[DIRECTIVE]: In the listing, from the line with "- solidworks-logo[interactable]: ƎS" up to and including the line with "- unit-system[interactable]: MMGS: [734, 583, 768, 595]", change "tree-item" to "outline-node". Give back only those lines, with everything else left as it is.

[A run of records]
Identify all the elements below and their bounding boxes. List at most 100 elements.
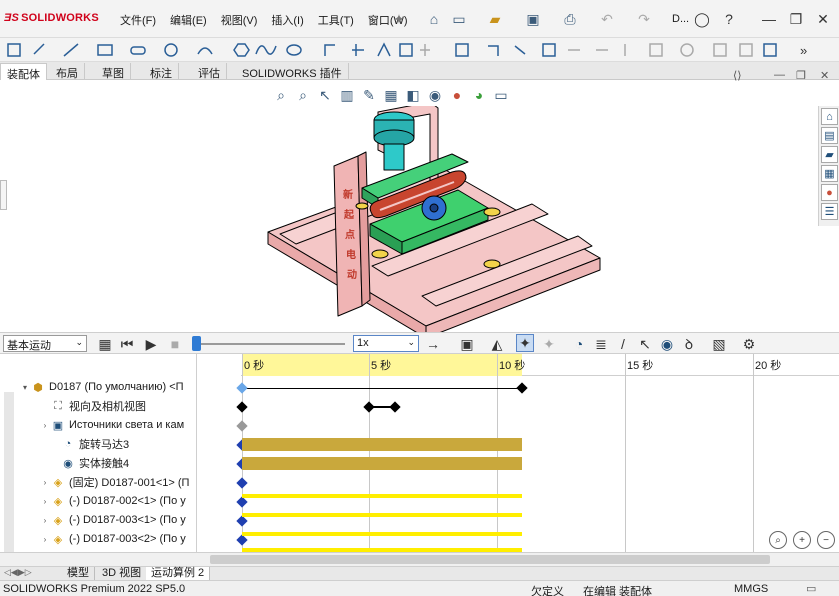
- solidworks-logo[interactable]: ƎS SOLIDWORKS: [4, 12, 99, 24]
- new-document-icon[interactable]: ▭: [450, 10, 468, 28]
- viewport-restore-icon[interactable]: ❐: [796, 69, 806, 82]
- pin-icon[interactable]: ✦: [390, 10, 408, 28]
- zoom-out-icon[interactable]: −: [817, 531, 835, 549]
- file-explorer-icon[interactable]: ▰: [821, 146, 838, 163]
- chevron-right-icon[interactable]: ›: [40, 478, 50, 487]
- timeline-horizontal-scrollbar[interactable]: [0, 552, 839, 566]
- zoom-to-fit-icon[interactable]: ⌕: [272, 86, 290, 104]
- spring-icon[interactable]: ≣: [592, 335, 610, 353]
- animation-wizard-icon[interactable]: ◭: [488, 335, 506, 353]
- previous-view-icon[interactable]: ↖: [316, 86, 334, 104]
- print-icon[interactable]: ⎙: [561, 10, 579, 28]
- redo-icon[interactable]: ↷: [635, 10, 653, 28]
- tree-item-part-3[interactable]: › ◈ (-) D0187-003<1> (По у: [40, 511, 237, 529]
- view-palette-icon[interactable]: ▦: [821, 165, 838, 182]
- calculate-icon[interactable]: ▦: [96, 335, 114, 353]
- chevron-right-icon[interactable]: ›: [40, 421, 50, 430]
- dynamic-annotation-icon[interactable]: ✎: [360, 86, 378, 104]
- part-3-bar[interactable]: [242, 513, 522, 517]
- tree-item-part-4[interactable]: › ◈ (-) D0187-003<2> (По у: [40, 530, 237, 548]
- tab-model[interactable]: 模型: [62, 567, 95, 581]
- tree-item-part-1[interactable]: › ◈ (固定) D0187-001<1> (П: [40, 473, 237, 491]
- tree-item-part-2[interactable]: › ◈ (-) D0187-002<1> (По у: [40, 492, 237, 510]
- menu-view[interactable]: 视图(V): [221, 12, 258, 28]
- appearances-icon[interactable]: ●: [821, 184, 838, 201]
- unit-system[interactable]: MMGS: [734, 583, 768, 595]
- study-type-select[interactable]: 基本运动 ⌄: [3, 335, 87, 352]
- results-plots-icon[interactable]: ▧: [710, 335, 728, 353]
- close-icon[interactable]: ✕: [814, 10, 832, 28]
- tab-motion-study[interactable]: 运动算例 2: [146, 567, 211, 581]
- view-settings-icon[interactable]: ▭: [492, 86, 510, 104]
- hide-show-icon[interactable]: ◉: [426, 86, 444, 104]
- zoom-to-fit-icon[interactable]: ⌕: [769, 531, 787, 549]
- study-properties-icon[interactable]: ⚙: [740, 335, 758, 353]
- graphics-area[interactable]: ⟨⟩ — ❐ ✕ 新 起 点 电 动: [0, 69, 829, 336]
- tab-sketch[interactable]: 草图: [96, 63, 131, 80]
- tab-scroll-icons[interactable]: ◁◀▶▷: [4, 567, 32, 578]
- viewport-close-icon[interactable]: ✕: [820, 69, 829, 82]
- force-icon[interactable]: ↖: [636, 335, 654, 353]
- zoom-to-area-icon[interactable]: ⌕: [294, 86, 312, 104]
- timeline-area[interactable]: [241, 354, 839, 552]
- home-icon[interactable]: ⌂: [425, 10, 443, 28]
- save-icon[interactable]: ▣: [524, 10, 542, 28]
- chevron-right-icon[interactable]: ›: [40, 516, 50, 525]
- tree-item-camera[interactable]: ⛶ 视向及相机视图: [50, 397, 247, 415]
- tab-3d-views[interactable]: 3D 视图: [97, 567, 148, 581]
- minimize-icon[interactable]: —: [760, 10, 778, 28]
- restore-icon[interactable]: ❐: [787, 10, 805, 28]
- autokey-icon[interactable]: ✦: [516, 334, 534, 352]
- custom-properties-icon[interactable]: ☰: [821, 203, 838, 220]
- tab-addins[interactable]: SOLIDWORKS 插件: [236, 63, 349, 80]
- damper-icon[interactable]: /: [614, 335, 632, 353]
- playback-mode-icon[interactable]: →: [424, 335, 442, 353]
- display-style-icon[interactable]: ▦: [382, 86, 400, 104]
- menu-file[interactable]: 文件(F): [120, 12, 156, 28]
- part-2-bar[interactable]: [242, 494, 522, 498]
- tree-item-motor[interactable]: ◔ 旋转马达3: [60, 435, 257, 453]
- tab-evaluate[interactable]: 评估: [192, 63, 227, 80]
- tree-scrollbar[interactable]: [4, 392, 14, 552]
- playback-slider-thumb[interactable]: [192, 336, 201, 351]
- tile-icon[interactable]: ⟨⟩: [733, 69, 742, 82]
- gravity-icon[interactable]: ꝺ: [680, 335, 698, 353]
- play-from-start-icon[interactable]: ⏮: [118, 335, 136, 353]
- play-icon[interactable]: ▶: [142, 335, 160, 353]
- solidworks-resources-icon[interactable]: ⌂: [821, 108, 838, 125]
- save-animation-icon[interactable]: ▣: [458, 335, 476, 353]
- menu-insert[interactable]: 插入(I): [271, 12, 303, 28]
- motor-icon[interactable]: ◔: [570, 335, 588, 353]
- section-view-icon[interactable]: ▥: [338, 86, 356, 104]
- quick-tips-icon[interactable]: ▭: [806, 582, 816, 595]
- tab-assembly[interactable]: 装配体: [0, 63, 47, 81]
- chevron-right-icon[interactable]: ›: [40, 497, 50, 506]
- scrollbar-thumb[interactable]: [210, 555, 770, 564]
- help-icon[interactable]: ?: [720, 10, 738, 28]
- feature-tree-toggle[interactable]: [0, 180, 7, 210]
- zoom-in-icon[interactable]: +: [793, 531, 811, 549]
- scene-icon[interactable]: ◕: [470, 86, 488, 104]
- view-orientation-icon[interactable]: ◧: [404, 86, 422, 104]
- viewport-minimize-icon[interactable]: —: [774, 69, 785, 81]
- user-account-icon[interactable]: ◯: [693, 10, 711, 28]
- chevron-right-icon[interactable]: ›: [40, 535, 50, 544]
- motor-bar[interactable]: [242, 438, 522, 451]
- menu-edit[interactable]: 编辑(E): [170, 12, 207, 28]
- contact-icon[interactable]: ◉: [658, 335, 676, 353]
- tab-markup[interactable]: 标注: [144, 63, 179, 80]
- tab-layout[interactable]: 布局: [50, 63, 85, 80]
- tree-item-contact[interactable]: ◉ 实体接触4: [60, 454, 257, 472]
- tree-item-lights[interactable]: › ▣ Источники света и кам: [40, 416, 237, 434]
- part-4-bar[interactable]: [242, 532, 522, 536]
- playback-speed-select[interactable]: 1x ⌄: [353, 335, 419, 352]
- edit-appearance-icon[interactable]: ●: [448, 86, 466, 104]
- add-key-icon[interactable]: ✦: [540, 335, 558, 353]
- contact-bar[interactable]: [242, 457, 522, 470]
- undo-icon[interactable]: ↶: [598, 10, 616, 28]
- design-library-icon[interactable]: ▤: [821, 127, 838, 144]
- open-folder-icon[interactable]: ▰: [486, 10, 504, 28]
- chevron-down-icon[interactable]: ▾: [20, 383, 30, 392]
- playback-slider-track[interactable]: [193, 343, 345, 345]
- tree-item-root[interactable]: ▾ ⬢ D0187 (По умолчанию) <П: [20, 378, 217, 396]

[OUTPUT OF THE EXERCISE]:
- solidworks-logo[interactable]: ƎS SOLIDWORKS: [4, 12, 99, 24]
- new-document-icon[interactable]: ▭: [450, 10, 468, 28]
- viewport-restore-icon[interactable]: ❐: [796, 69, 806, 82]
- pin-icon[interactable]: ✦: [390, 10, 408, 28]
- zoom-out-icon[interactable]: −: [817, 531, 835, 549]
- file-explorer-icon[interactable]: ▰: [821, 146, 838, 163]
- chevron-right-icon[interactable]: ›: [40, 478, 50, 487]
- timeline-horizontal-scrollbar[interactable]: [0, 552, 839, 566]
- zoom-to-fit-icon[interactable]: ⌕: [272, 86, 290, 104]
- spring-icon[interactable]: ≣: [592, 335, 610, 353]
- animation-wizard-icon[interactable]: ◭: [488, 335, 506, 353]
- previous-view-icon[interactable]: ↖: [316, 86, 334, 104]
- print-icon[interactable]: ⎙: [561, 10, 579, 28]
- redo-icon[interactable]: ↷: [635, 10, 653, 28]
- outline-node-part-3[interactable]: › ◈ (-) D0187-003<1> (По у: [40, 511, 237, 529]
- view-palette-icon[interactable]: ▦: [821, 165, 838, 182]
- calculate-icon[interactable]: ▦: [96, 335, 114, 353]
- chevron-right-icon[interactable]: ›: [40, 421, 50, 430]
- dynamic-annotation-icon[interactable]: ✎: [360, 86, 378, 104]
- part-3-bar[interactable]: [242, 513, 522, 517]
- outline-node-part-4[interactable]: › ◈ (-) D0187-003<2> (По у: [40, 530, 237, 548]
- tab-model[interactable]: 模型: [62, 567, 95, 581]
- outline-node-part-1[interactable]: › ◈ (固定) D0187-001<1> (П: [40, 473, 237, 491]
- outline-node-part-2[interactable]: › ◈ (-) D0187-002<1> (По у: [40, 492, 237, 510]
- menu-view[interactable]: 视图(V): [221, 12, 258, 28]
- appearances-icon[interactable]: ●: [821, 184, 838, 201]
- unit-system[interactable]: MMGS: [734, 583, 768, 595]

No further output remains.